## Goal of the exercise
Exclude all pictures, then copy each of the records exactly as written.

## Data supplied
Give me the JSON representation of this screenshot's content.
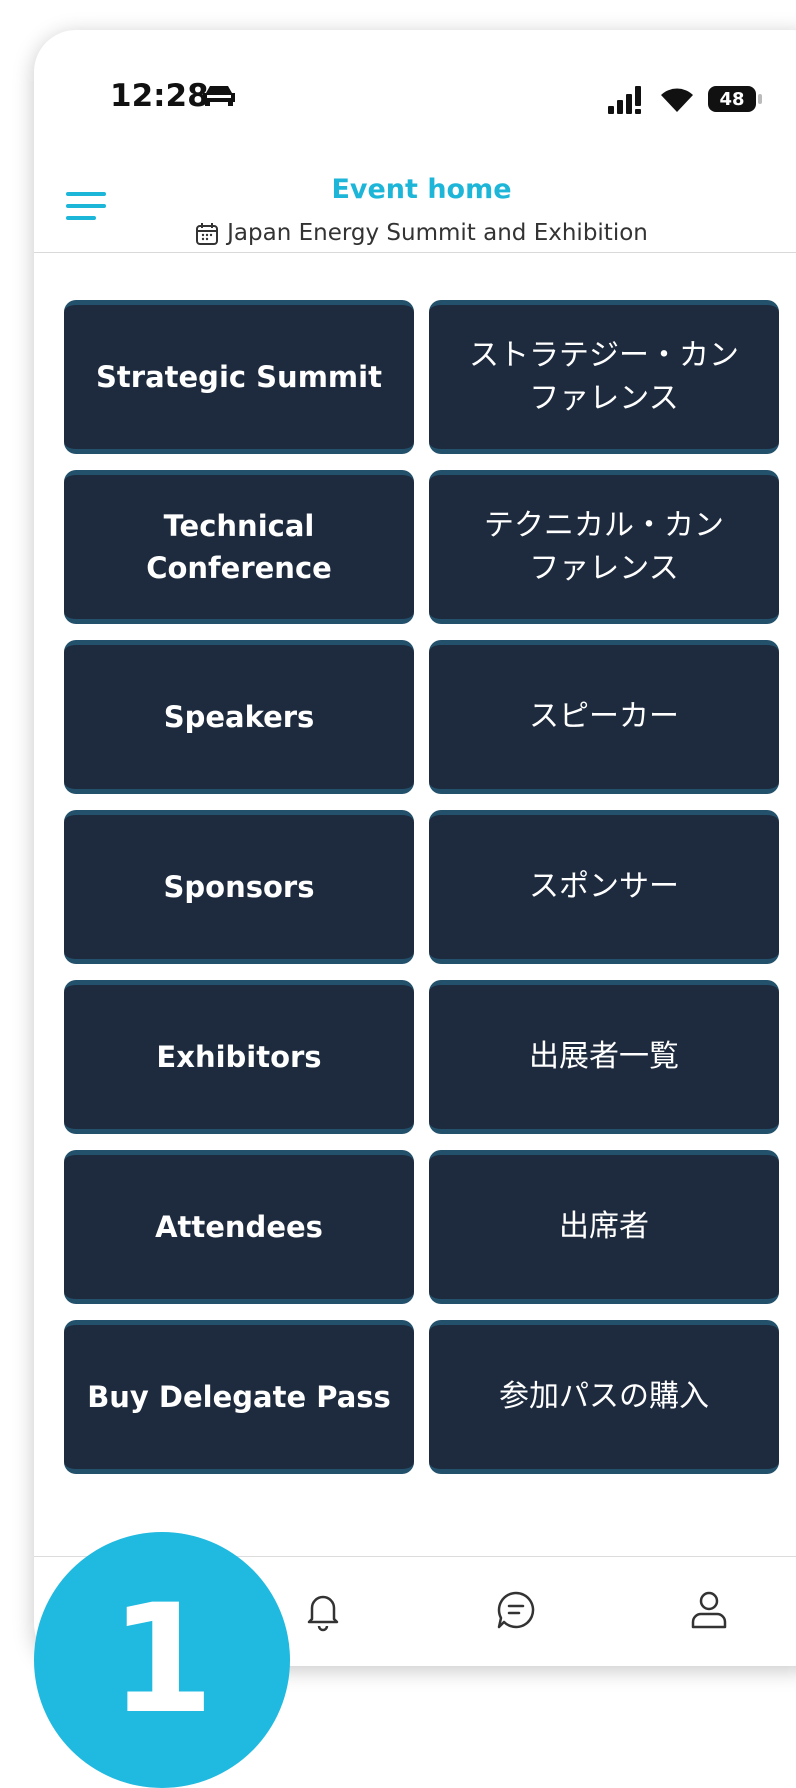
{
  "status_bar": {
    "time": "12:28",
    "battery": "48"
  },
  "header": {
    "title": "Event home",
    "subtitle": "Japan Energy Summit and Exhibition"
  },
  "tiles": [
    {
      "en": "Strategic Summit",
      "jp": "ストラテジー・カン\nファレンス"
    },
    {
      "en": "Technical\nConference",
      "jp": "テクニカル・カン\nファレンス"
    },
    {
      "en": "Speakers",
      "jp": "スピーカー"
    },
    {
      "en": "Sponsors",
      "jp": "スポンサー"
    },
    {
      "en": "Exhibitors",
      "jp": "出展者一覧"
    },
    {
      "en": "Attendees",
      "jp": "出席者"
    },
    {
      "en": "Buy Delegate Pass",
      "jp": "参加パスの購入"
    }
  ],
  "tab_bar": {
    "icons": [
      "home-icon",
      "bell-icon",
      "chat-icon",
      "user-icon"
    ]
  },
  "step_badge": "1",
  "colors": {
    "accent": "#1db6d8",
    "tile_bg": "#1e2b3e",
    "tile_border": "#23506a",
    "badge": "#20b9e0"
  }
}
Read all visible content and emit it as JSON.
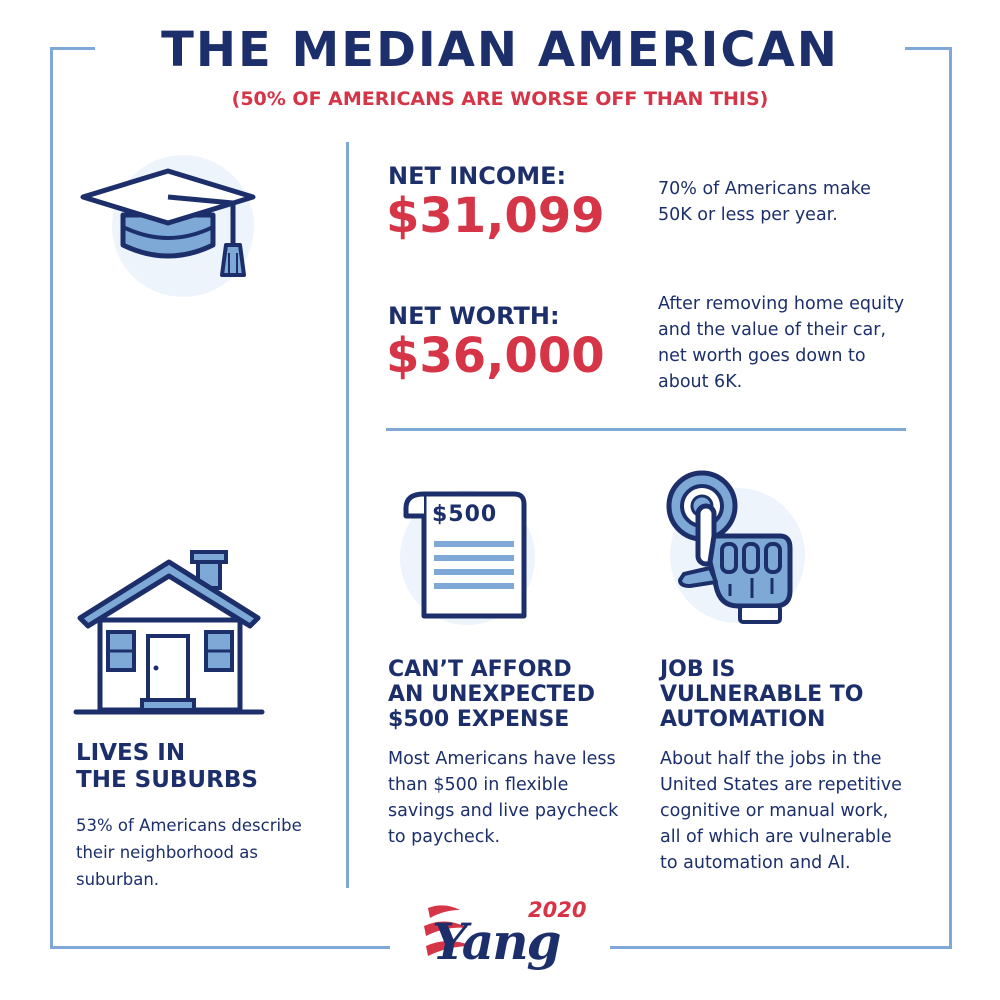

## Reply
Give me the JSON representation of this screenshot's content.
{
  "status_bar": {
    "time": "12:28",
    "battery": "48"
  },
  "header": {
    "title": "Event home",
    "subtitle": "Japan Energy Summit and Exhibition"
  },
  "tiles": [
    {
      "en": "Strategic Summit",
      "jp": "ストラテジー・カン\nファレンス"
    },
    {
      "en": "Technical\nConference",
      "jp": "テクニカル・カン\nファレンス"
    },
    {
      "en": "Speakers",
      "jp": "スピーカー"
    },
    {
      "en": "Sponsors",
      "jp": "スポンサー"
    },
    {
      "en": "Exhibitors",
      "jp": "出展者一覧"
    },
    {
      "en": "Attendees",
      "jp": "出席者"
    },
    {
      "en": "Buy Delegate Pass",
      "jp": "参加パスの購入"
    }
  ],
  "tab_bar": {
    "icons": [
      "home-icon",
      "bell-icon",
      "chat-icon",
      "user-icon"
    ]
  },
  "step_badge": "1",
  "colors": {
    "accent": "#1db6d8",
    "tile_bg": "#1e2b3e",
    "tile_border": "#23506a",
    "badge": "#20b9e0"
  }
}
Read all visible content and emit it as JSON.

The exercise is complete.